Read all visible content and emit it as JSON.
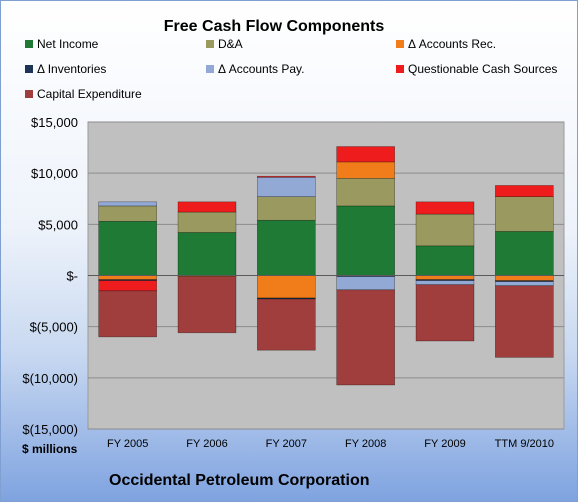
{
  "chart_data": {
    "type": "bar",
    "stacked": true,
    "title": "Free Cash Flow Components",
    "ylabel": "$ millions",
    "ylim": [
      -15000,
      15000
    ],
    "yticks": [
      15000,
      10000,
      5000,
      0,
      -5000,
      -10000,
      -15000
    ],
    "ytick_labels": [
      "$15,000",
      "$10,000",
      "$5,000",
      "$-",
      "$(5,000)",
      "$(10,000)",
      "$(15,000)"
    ],
    "categories": [
      "FY 2005",
      "FY 2006",
      "FY 2007",
      "FY 2008",
      "FY 2009",
      "TTM 9/2010"
    ],
    "legend_position": "top",
    "series": [
      {
        "name": "Net Income",
        "color": "#1e7a34",
        "values": [
          5300,
          4200,
          5400,
          6800,
          2900,
          4300
        ]
      },
      {
        "name": "D&A",
        "color": "#9a9a60",
        "values": [
          1500,
          2000,
          2300,
          2700,
          3100,
          3400
        ]
      },
      {
        "name": "Δ Accounts Rec.",
        "color": "#f07d1a",
        "values": [
          -400,
          -100,
          -2200,
          1600,
          -400,
          -500
        ]
      },
      {
        "name": "Δ Inventories",
        "color": "#1c3556",
        "values": [
          -100,
          0,
          -100,
          -100,
          -100,
          -100
        ]
      },
      {
        "name": "Δ Accounts Pay.",
        "color": "#92a9d6",
        "values": [
          400,
          0,
          1900,
          -1300,
          -400,
          -400
        ]
      },
      {
        "name": "Questionable Cash Sources",
        "color": "#ee1c1c",
        "values": [
          -1000,
          1000,
          100,
          1500,
          1200,
          1100
        ]
      },
      {
        "name": "Capital Expenditure",
        "color": "#a03d3d",
        "values": [
          -4500,
          -5500,
          -5000,
          -9300,
          -5500,
          -7000
        ]
      }
    ]
  },
  "footer": {
    "units": "$ millions",
    "company": "Occidental Petroleum Corporation"
  }
}
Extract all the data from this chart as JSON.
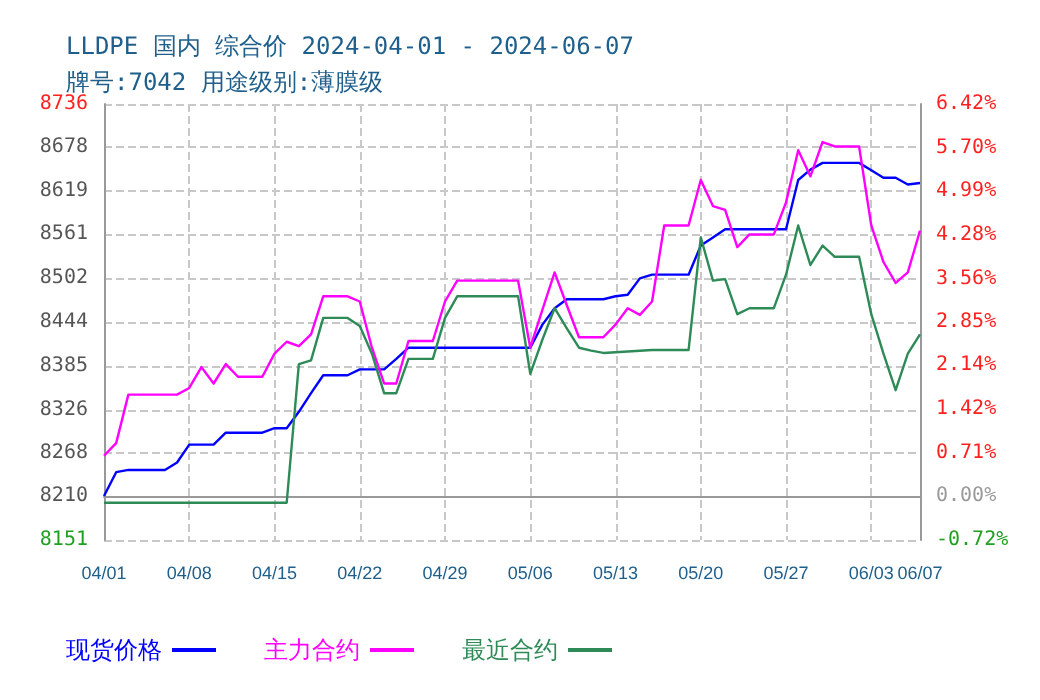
-- -- --
◆ WHAT TO DO
Among the entries above, how many lines include the word "name"? Give the number with no comment.

◆ FINAL ANSWER
7